** What is being asked **
Copy out, character for character, everything in the items from the line containing "plan-desc: 90天 全家人共享" down to the line containing "sale-price: 特惠价:￥698.0 (399, 513, 507, 531)", with both of those lines included.

** Dataset records **
-- START --

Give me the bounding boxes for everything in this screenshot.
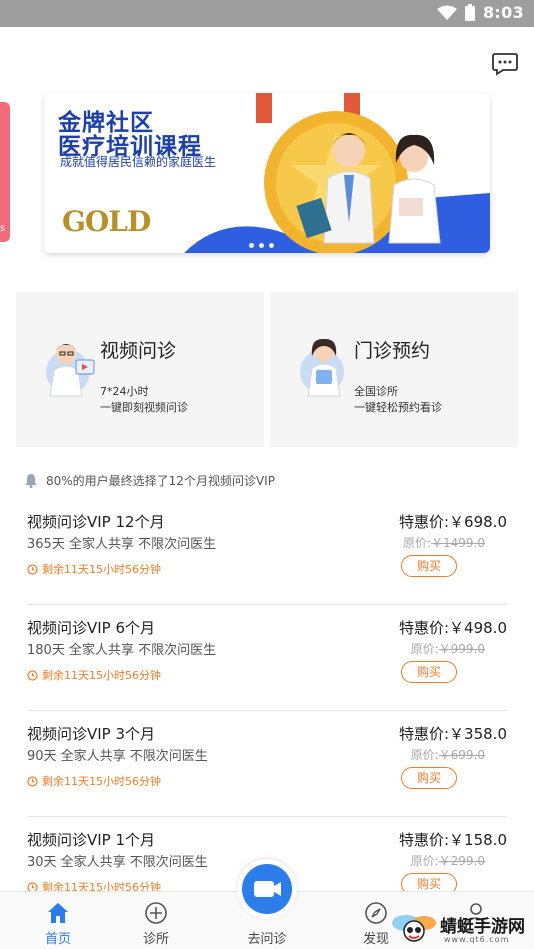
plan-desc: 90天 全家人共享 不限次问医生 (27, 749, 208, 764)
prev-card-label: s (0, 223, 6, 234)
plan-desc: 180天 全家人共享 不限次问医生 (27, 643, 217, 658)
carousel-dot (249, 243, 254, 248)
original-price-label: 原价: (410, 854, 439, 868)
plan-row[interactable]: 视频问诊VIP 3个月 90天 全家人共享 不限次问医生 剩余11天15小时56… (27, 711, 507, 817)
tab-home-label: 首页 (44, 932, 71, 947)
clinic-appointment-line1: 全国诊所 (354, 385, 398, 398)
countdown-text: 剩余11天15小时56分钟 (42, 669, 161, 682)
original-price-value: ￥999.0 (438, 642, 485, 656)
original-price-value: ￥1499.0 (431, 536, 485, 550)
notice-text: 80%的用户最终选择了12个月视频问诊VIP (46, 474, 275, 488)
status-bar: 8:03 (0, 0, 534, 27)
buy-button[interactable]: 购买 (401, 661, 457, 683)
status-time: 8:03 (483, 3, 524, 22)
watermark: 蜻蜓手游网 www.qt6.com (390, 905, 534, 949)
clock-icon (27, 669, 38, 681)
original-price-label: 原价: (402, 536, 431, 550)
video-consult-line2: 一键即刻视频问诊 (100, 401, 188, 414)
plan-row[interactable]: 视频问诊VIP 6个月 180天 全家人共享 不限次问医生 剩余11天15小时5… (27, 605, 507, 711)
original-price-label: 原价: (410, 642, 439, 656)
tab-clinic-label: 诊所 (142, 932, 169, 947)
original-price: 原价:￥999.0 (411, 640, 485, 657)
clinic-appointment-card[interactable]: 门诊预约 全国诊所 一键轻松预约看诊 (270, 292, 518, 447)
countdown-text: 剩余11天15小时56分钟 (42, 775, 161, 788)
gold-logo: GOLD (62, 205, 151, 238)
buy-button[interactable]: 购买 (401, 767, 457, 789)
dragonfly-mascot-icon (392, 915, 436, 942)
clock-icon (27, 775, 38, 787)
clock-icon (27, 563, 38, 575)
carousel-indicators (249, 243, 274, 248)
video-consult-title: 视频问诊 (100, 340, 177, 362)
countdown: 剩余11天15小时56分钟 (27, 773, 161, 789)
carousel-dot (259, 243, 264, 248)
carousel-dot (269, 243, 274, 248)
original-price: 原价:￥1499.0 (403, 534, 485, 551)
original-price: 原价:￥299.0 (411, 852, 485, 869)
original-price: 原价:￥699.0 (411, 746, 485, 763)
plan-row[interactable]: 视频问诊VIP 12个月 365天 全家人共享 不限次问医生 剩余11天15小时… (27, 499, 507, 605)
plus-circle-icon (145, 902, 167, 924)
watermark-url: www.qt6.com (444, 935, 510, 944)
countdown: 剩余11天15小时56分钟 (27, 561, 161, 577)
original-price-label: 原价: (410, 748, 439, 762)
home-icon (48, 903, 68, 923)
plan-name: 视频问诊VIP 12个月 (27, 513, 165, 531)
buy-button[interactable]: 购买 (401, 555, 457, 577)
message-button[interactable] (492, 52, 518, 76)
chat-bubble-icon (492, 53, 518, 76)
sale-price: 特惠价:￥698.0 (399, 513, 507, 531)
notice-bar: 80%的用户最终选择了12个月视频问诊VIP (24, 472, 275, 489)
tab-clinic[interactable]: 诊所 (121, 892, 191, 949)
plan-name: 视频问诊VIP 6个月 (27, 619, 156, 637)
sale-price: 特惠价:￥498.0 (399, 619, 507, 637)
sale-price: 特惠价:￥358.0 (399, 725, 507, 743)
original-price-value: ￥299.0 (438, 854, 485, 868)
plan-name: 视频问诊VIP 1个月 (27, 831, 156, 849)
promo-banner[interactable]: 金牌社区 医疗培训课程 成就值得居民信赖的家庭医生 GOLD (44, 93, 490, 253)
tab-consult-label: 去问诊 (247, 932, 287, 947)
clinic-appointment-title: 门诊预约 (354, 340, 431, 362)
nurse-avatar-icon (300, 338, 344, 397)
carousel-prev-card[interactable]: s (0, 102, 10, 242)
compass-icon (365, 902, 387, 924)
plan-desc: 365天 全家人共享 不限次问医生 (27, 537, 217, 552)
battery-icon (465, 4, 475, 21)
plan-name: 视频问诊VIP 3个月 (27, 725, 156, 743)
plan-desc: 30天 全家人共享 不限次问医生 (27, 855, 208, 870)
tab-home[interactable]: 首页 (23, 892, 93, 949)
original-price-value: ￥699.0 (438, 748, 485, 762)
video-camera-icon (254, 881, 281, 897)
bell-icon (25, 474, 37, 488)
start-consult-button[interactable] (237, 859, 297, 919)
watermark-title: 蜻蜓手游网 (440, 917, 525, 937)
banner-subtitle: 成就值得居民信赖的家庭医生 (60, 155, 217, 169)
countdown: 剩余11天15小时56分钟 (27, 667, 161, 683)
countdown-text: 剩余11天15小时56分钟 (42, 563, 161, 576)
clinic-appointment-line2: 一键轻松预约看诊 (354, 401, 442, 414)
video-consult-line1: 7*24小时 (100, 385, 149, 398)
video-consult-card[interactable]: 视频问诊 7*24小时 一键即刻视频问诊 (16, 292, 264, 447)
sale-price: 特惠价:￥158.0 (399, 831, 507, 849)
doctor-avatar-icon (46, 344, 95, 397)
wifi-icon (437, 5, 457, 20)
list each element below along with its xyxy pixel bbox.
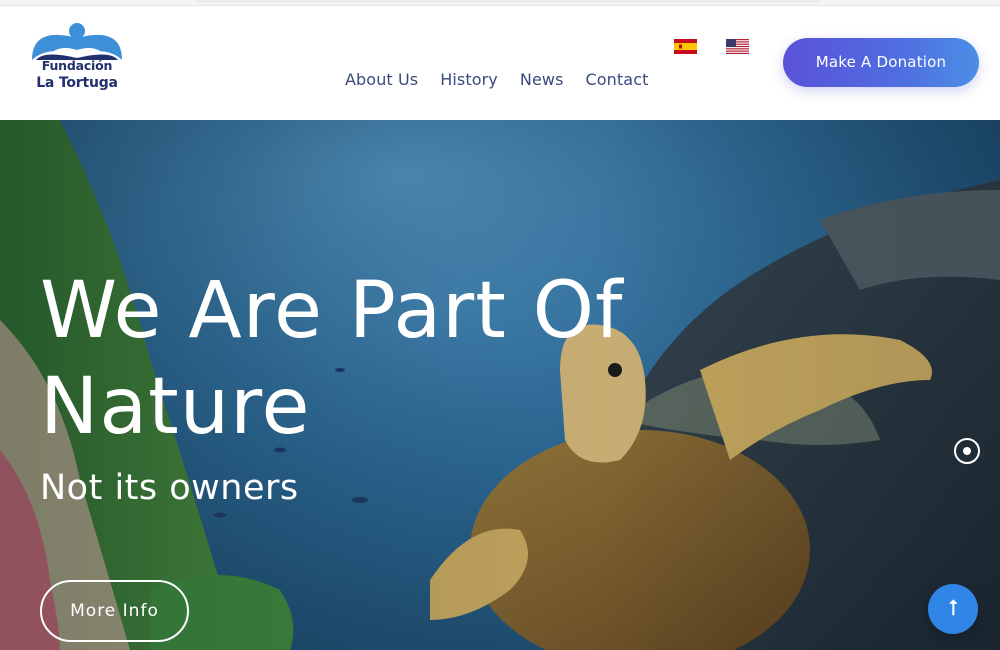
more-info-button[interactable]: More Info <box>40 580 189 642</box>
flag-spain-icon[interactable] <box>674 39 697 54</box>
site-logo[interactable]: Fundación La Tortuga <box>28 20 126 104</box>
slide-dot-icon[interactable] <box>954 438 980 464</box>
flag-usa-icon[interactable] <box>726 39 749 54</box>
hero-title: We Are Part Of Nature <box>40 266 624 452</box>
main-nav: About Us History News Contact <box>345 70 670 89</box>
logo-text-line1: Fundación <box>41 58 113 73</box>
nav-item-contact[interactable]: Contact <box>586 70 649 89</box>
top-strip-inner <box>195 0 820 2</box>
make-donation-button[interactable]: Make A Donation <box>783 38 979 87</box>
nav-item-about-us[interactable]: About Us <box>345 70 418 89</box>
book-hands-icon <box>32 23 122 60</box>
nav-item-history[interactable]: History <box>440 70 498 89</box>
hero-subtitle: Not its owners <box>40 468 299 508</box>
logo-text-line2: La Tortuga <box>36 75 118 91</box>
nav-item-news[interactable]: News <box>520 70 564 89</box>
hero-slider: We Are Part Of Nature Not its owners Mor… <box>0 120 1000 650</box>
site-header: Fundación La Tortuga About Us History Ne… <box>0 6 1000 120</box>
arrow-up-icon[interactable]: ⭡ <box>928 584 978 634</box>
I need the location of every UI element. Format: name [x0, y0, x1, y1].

-- END --

** Answer in full **
plan-desc: 90天 全家人共享 不限次问医生 (27, 749, 208, 764)
prev-card-label: s (0, 223, 6, 234)
plan-desc: 180天 全家人共享 不限次问医生 (27, 643, 217, 658)
carousel-dot (249, 243, 254, 248)
original-price-label: 原价: (410, 854, 439, 868)
plan-row[interactable]: 视频问诊VIP 3个月 90天 全家人共享 不限次问医生 剩余11天15小时56… (27, 711, 507, 817)
tab-home-label: 首页 (44, 932, 71, 947)
clinic-appointment-line1: 全国诊所 (354, 385, 398, 398)
countdown-text: 剩余11天15小时56分钟 (42, 669, 161, 682)
original-price-value: ￥999.0 (438, 642, 485, 656)
original-price-value: ￥1499.0 (431, 536, 485, 550)
notice-text: 80%的用户最终选择了12个月视频问诊VIP (46, 474, 275, 488)
status-bar: 8:03 (0, 0, 534, 27)
buy-button[interactable]: 购买 (401, 661, 457, 683)
status-time: 8:03 (483, 3, 524, 22)
watermark: 蜻蜓手游网 www.qt6.com (390, 905, 534, 949)
clock-icon (27, 669, 38, 681)
original-price-label: 原价: (402, 536, 431, 550)
video-consult-line2: 一键即刻视频问诊 (100, 401, 188, 414)
plan-row[interactable]: 视频问诊VIP 6个月 180天 全家人共享 不限次问医生 剩余11天15小时5… (27, 605, 507, 711)
original-price-label: 原价: (410, 642, 439, 656)
tab-clinic-label: 诊所 (142, 932, 169, 947)
original-price: 原价:￥999.0 (411, 640, 485, 657)
clinic-appointment-card[interactable]: 门诊预约 全国诊所 一键轻松预约看诊 (270, 292, 518, 447)
countdown-text: 剩余11天15小时56分钟 (42, 775, 161, 788)
gold-logo: GOLD (62, 205, 151, 238)
buy-button[interactable]: 购买 (401, 767, 457, 789)
dragonfly-mascot-icon (392, 915, 436, 942)
clock-icon (27, 775, 38, 787)
clock-icon (27, 563, 38, 575)
carousel-indicators (249, 243, 274, 248)
video-consult-title: 视频问诊 (100, 340, 177, 362)
countdown: 剩余11天15小时56分钟 (27, 773, 161, 789)
carousel-dot (259, 243, 264, 248)
carousel-dot (269, 243, 274, 248)
original-price: 原价:￥1499.0 (403, 534, 485, 551)
original-price: 原价:￥299.0 (411, 852, 485, 869)
original-price: 原价:￥699.0 (411, 746, 485, 763)
plan-row[interactable]: 视频问诊VIP 12个月 365天 全家人共享 不限次问医生 剩余11天15小时… (27, 499, 507, 605)
plus-circle-icon (145, 902, 167, 924)
watermark-url: www.qt6.com (444, 935, 510, 944)
countdown: 剩余11天15小时56分钟 (27, 561, 161, 577)
original-price-label: 原价: (410, 748, 439, 762)
home-icon (48, 903, 68, 923)
plan-name: 视频问诊VIP 12个月 (27, 513, 165, 531)
buy-button[interactable]: 购买 (401, 555, 457, 577)
message-button[interactable] (492, 52, 518, 76)
chat-bubble-icon (492, 53, 518, 76)
sale-price: 特惠价:￥698.0 (399, 513, 507, 531)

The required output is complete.